*Working data*.
========================================================================

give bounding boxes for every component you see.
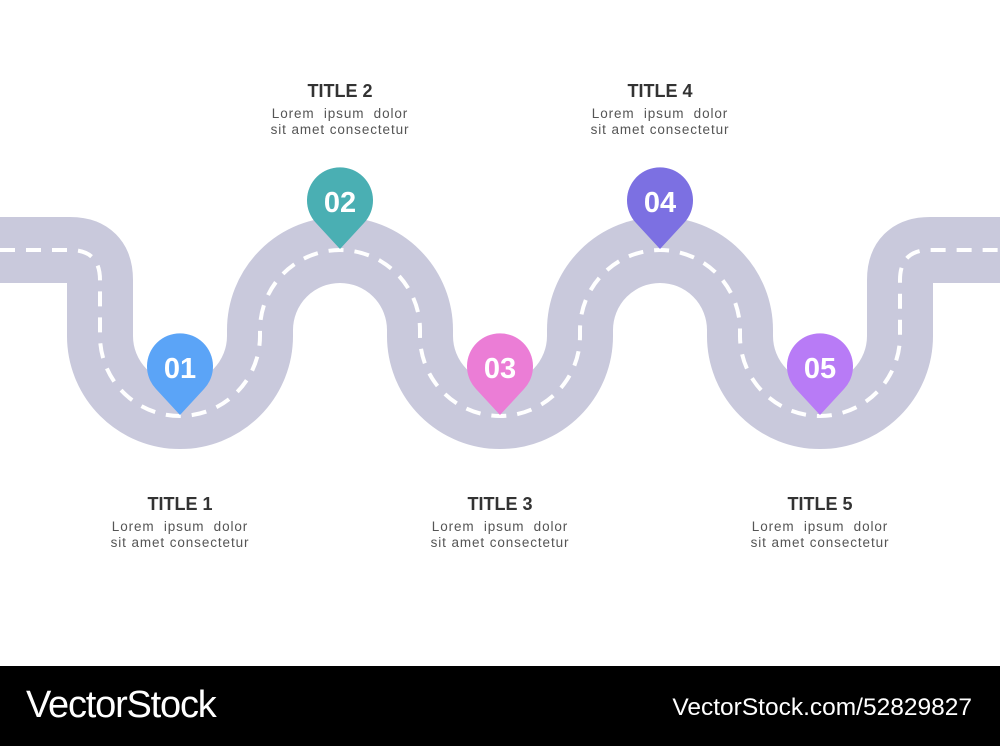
text: title 4: Lorem ipsum dolor [592,106,728,121]
footer logo: VectorStock [26,684,216,726]
pin 03 [467,333,533,415]
text: title 4: sit amet consectetur [591,122,729,137]
text: title 1 [111,494,249,550]
text: title 2: sit amet consectetur [271,122,409,137]
road [0,250,1000,416]
text: title 1: TITLE 1 [147,494,212,514]
pin 01 [147,333,213,415]
text: title 1: sit amet consectetur [111,535,249,550]
text: title 2 [271,81,409,137]
text: title 2: TITLE 2 [307,81,372,101]
pin 05: 05 [804,353,836,385]
pin 01: 01 [164,353,196,385]
pin 04 [627,167,693,249]
pin 03: 03 [484,353,516,385]
text: title 3: TITLE 3 [467,494,532,514]
text: title 4 [591,81,729,137]
pin 02: 02 [324,187,356,219]
text: title 5 [751,494,889,550]
text: title 1: Lorem ipsum dolor [112,519,248,534]
footer bar [0,666,1000,746]
text: title 5: sit amet consectetur [751,535,889,550]
text: title 4: TITLE 4 [627,81,692,101]
text: title 5: Lorem ipsum dolor [752,519,888,534]
pin 05 [787,333,853,415]
pin 02 [307,167,373,249]
pin 04: 04 [644,187,676,219]
text: title 5: TITLE 5 [787,494,852,514]
text: title 2: Lorem ipsum dolor [272,106,408,121]
text: title 3 [431,494,569,550]
footer id: VectorStock.com/52829827 [672,694,972,721]
text: title 3: Lorem ipsum dolor [432,519,568,534]
text: title 3: sit amet consectetur [431,535,569,550]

========================================================================

*What you will do*. Present each line of the entries above as a numbered list, skipping any blank lines and leaving out the pictures.

*Correct output*.
1. give bounding boxes for every component you see.
2. text: title 4: Lorem ipsum dolor [592,106,728,121]
3. footer logo: VectorStock [26,684,216,726]
4. pin 03 [467,333,533,415]
5. text: title 4: sit amet consectetur [591,122,729,137]
6. text: title 1 [111,494,249,550]
7. text: title 2: sit amet consectetur [271,122,409,137]
8. road [0,250,1000,416]
9. text: title 1: TITLE 1 [147,494,212,514]
10. pin 01 [147,333,213,415]
11. text: title 1: sit amet consectetur [111,535,249,550]
12. text: title 2 [271,81,409,137]
13. text: title 2: TITLE 2 [307,81,372,101]
14. pin 05: 05 [804,353,836,385]
15. pin 01: 01 [164,353,196,385]
16. pin 04 [627,167,693,249]
17. pin 03: 03 [484,353,516,385]
18. text: title 3: TITLE 3 [467,494,532,514]
19. text: title 4 [591,81,729,137]
20. pin 02: 02 [324,187,356,219]
21. text: title 5 [751,494,889,550]
22. text: title 1: Lorem ipsum dolor [112,519,248,534]
23. footer bar [0,666,1000,746]
24. text: title 5: sit amet consectetur [751,535,889,550]
25. text: title 4: TITLE 4 [627,81,692,101]
26. text: title 5: Lorem ipsum dolor [752,519,888,534]
27. pin 05 [787,333,853,415]
28. pin 02 [307,167,373,249]
29. pin 04: 04 [644,187,676,219]
30. text: title 5: TITLE 5 [787,494,852,514]
31. text: title 2: Lorem ipsum dolor [272,106,408,121]
32. text: title 3 [431,494,569,550]
33. footer id: VectorStock.com/52829827 [672,694,972,721]
34. text: title 3: Lorem ipsum dolor [432,519,568,534]
35. text: title 3: sit amet consectetur [431,535,569,550]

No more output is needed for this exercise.